• _Requirements_
Write out all the material exactly. Leave nothing out.

BEGIN Material provided

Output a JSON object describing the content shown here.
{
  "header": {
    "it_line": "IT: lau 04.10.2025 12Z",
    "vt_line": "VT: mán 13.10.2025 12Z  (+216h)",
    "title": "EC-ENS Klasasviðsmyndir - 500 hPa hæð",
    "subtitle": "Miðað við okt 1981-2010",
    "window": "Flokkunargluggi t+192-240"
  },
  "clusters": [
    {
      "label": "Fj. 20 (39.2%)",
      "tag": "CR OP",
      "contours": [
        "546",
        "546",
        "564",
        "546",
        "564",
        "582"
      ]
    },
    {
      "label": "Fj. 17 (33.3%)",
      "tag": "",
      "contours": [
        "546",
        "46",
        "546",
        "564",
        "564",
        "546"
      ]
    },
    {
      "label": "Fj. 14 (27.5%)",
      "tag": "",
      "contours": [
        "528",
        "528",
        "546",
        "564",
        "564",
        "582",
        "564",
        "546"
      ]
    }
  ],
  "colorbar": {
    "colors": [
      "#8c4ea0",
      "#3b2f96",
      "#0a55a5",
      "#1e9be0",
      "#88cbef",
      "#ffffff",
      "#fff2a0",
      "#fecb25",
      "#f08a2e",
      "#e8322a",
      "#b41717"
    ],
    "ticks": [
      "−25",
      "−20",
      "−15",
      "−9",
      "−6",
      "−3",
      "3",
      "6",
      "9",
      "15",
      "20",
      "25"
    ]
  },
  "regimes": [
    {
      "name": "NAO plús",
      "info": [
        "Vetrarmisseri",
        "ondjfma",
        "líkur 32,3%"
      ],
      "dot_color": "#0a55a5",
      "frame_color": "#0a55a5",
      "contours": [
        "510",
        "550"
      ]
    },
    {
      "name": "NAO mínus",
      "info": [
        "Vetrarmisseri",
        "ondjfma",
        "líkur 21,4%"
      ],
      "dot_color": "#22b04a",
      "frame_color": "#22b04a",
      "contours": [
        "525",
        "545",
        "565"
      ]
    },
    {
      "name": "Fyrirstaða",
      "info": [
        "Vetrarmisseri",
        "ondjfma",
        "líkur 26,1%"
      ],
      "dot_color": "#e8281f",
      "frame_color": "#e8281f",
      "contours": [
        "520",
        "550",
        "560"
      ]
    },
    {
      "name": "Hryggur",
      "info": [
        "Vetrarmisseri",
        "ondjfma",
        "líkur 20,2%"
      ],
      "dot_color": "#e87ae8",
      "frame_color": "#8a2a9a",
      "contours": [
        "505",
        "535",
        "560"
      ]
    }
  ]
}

END Material provided

• _Answer to this task_
Output a JSON object describing the content shown here.
{
  "header": {
    "it_line": "IT: lau 04.10.2025 12Z",
    "vt_line": "VT: mán 13.10.2025 12Z  (+216h)",
    "title": "EC-ENS Klasasviðsmyndir - 500 hPa hæð",
    "subtitle": "Miðað við okt 1981-2010",
    "window": "Flokkunargluggi t+192-240"
  },
  "clusters": [
    {
      "label": "Fj. 20 (39.2%)",
      "tag": "CR OP",
      "contours": [
        "546",
        "546",
        "564",
        "546",
        "564",
        "582"
      ]
    },
    {
      "label": "Fj. 17 (33.3%)",
      "tag": "",
      "contours": [
        "546",
        "46",
        "546",
        "564",
        "564",
        "546"
      ]
    },
    {
      "label": "Fj. 14 (27.5%)",
      "tag": "",
      "contours": [
        "528",
        "528",
        "546",
        "564",
        "564",
        "582",
        "564",
        "546"
      ]
    }
  ],
  "colorbar": {
    "colors": [
      "#8c4ea0",
      "#3b2f96",
      "#0a55a5",
      "#1e9be0",
      "#88cbef",
      "#ffffff",
      "#fff2a0",
      "#fecb25",
      "#f08a2e",
      "#e8322a",
      "#b41717"
    ],
    "ticks": [
      "−25",
      "−20",
      "−15",
      "−9",
      "−6",
      "−3",
      "3",
      "6",
      "9",
      "15",
      "20",
      "25"
    ]
  },
  "regimes": [
    {
      "name": "NAO plús",
      "info": [
        "Vetrarmisseri",
        "ondjfma",
        "líkur 32,3%"
      ],
      "dot_color": "#0a55a5",
      "frame_color": "#0a55a5",
      "contours": [
        "510",
        "550"
      ]
    },
    {
      "name": "NAO mínus",
      "info": [
        "Vetrarmisseri",
        "ondjfma",
        "líkur 21,4%"
      ],
      "dot_color": "#22b04a",
      "frame_color": "#22b04a",
      "contours": [
        "525",
        "545",
        "565"
      ]
    },
    {
      "name": "Fyrirstaða",
      "info": [
        "Vetrarmisseri",
        "ondjfma",
        "líkur 26,1%"
      ],
      "dot_color": "#e8281f",
      "frame_color": "#e8281f",
      "contours": [
        "520",
        "550",
        "560"
      ]
    },
    {
      "name": "Hryggur",
      "info": [
        "Vetrarmisseri",
        "ondjfma",
        "líkur 20,2%"
      ],
      "dot_color": "#e87ae8",
      "frame_color": "#8a2a9a",
      "contours": [
        "505",
        "535",
        "560"
      ]
    }
  ]
}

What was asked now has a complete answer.